Material for the task:

──────────

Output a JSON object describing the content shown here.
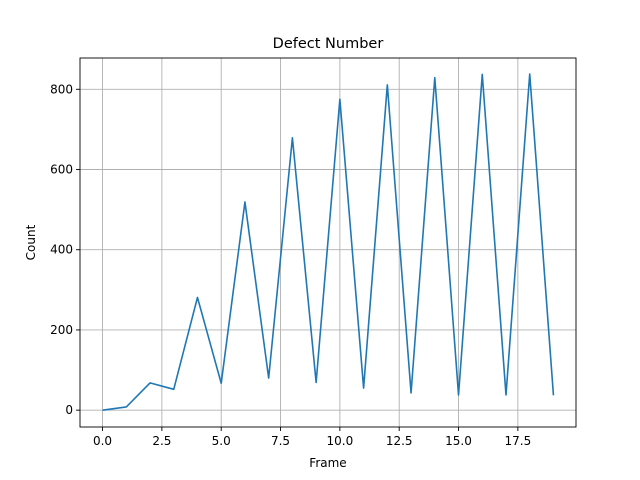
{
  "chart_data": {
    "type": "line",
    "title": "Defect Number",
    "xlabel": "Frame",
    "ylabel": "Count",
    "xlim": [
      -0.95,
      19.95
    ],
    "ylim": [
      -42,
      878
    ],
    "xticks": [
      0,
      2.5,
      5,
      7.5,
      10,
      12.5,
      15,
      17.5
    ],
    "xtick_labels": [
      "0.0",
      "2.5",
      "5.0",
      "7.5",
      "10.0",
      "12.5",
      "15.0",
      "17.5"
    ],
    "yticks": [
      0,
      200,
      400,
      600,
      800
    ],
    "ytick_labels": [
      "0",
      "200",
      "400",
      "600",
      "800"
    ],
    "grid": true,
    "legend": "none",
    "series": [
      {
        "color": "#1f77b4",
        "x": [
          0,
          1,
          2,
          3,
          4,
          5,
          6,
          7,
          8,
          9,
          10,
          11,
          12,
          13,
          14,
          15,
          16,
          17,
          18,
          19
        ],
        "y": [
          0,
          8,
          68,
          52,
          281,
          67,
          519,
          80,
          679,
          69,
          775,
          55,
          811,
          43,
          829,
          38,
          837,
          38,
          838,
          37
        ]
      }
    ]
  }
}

──────────

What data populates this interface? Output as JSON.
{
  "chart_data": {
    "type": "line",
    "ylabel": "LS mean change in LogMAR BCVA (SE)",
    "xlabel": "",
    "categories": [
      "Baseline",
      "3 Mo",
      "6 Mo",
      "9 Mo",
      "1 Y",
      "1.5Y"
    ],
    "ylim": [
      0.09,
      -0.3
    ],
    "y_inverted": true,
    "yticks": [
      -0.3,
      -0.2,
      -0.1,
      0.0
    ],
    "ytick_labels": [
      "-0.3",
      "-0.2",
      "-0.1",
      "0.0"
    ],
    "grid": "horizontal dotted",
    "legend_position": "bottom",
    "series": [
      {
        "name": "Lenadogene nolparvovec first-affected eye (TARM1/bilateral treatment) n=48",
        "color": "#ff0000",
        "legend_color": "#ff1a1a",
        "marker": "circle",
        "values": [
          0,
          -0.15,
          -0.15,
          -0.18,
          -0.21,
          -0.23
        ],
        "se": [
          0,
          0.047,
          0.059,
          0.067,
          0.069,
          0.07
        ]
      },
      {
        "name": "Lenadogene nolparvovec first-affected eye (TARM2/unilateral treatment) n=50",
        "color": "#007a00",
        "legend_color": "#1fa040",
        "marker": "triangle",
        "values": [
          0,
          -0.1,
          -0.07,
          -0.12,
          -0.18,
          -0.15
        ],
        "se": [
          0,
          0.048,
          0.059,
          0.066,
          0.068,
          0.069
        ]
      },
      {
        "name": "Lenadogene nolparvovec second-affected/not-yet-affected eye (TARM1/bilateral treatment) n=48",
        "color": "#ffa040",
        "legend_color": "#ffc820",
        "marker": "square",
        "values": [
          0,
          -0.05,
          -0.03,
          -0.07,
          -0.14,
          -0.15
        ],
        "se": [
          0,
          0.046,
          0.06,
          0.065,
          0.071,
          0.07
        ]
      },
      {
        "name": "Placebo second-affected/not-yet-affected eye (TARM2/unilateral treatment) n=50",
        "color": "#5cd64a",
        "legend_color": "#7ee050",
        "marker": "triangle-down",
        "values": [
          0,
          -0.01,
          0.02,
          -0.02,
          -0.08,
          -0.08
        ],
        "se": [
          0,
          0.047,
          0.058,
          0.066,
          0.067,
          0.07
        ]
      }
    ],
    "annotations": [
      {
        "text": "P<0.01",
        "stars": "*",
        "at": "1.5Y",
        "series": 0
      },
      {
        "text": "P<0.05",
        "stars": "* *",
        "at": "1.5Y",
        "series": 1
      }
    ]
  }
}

──────────

Select and copy every line of the material that holds the string "first".

        "name": "Lenadogene nolparvovec first-affected eye (TARM1/bilateral treatment) n=48",
        "name": "Lenadogene nolparvovec first-affected eye (TARM2/unilateral treatment) n=50",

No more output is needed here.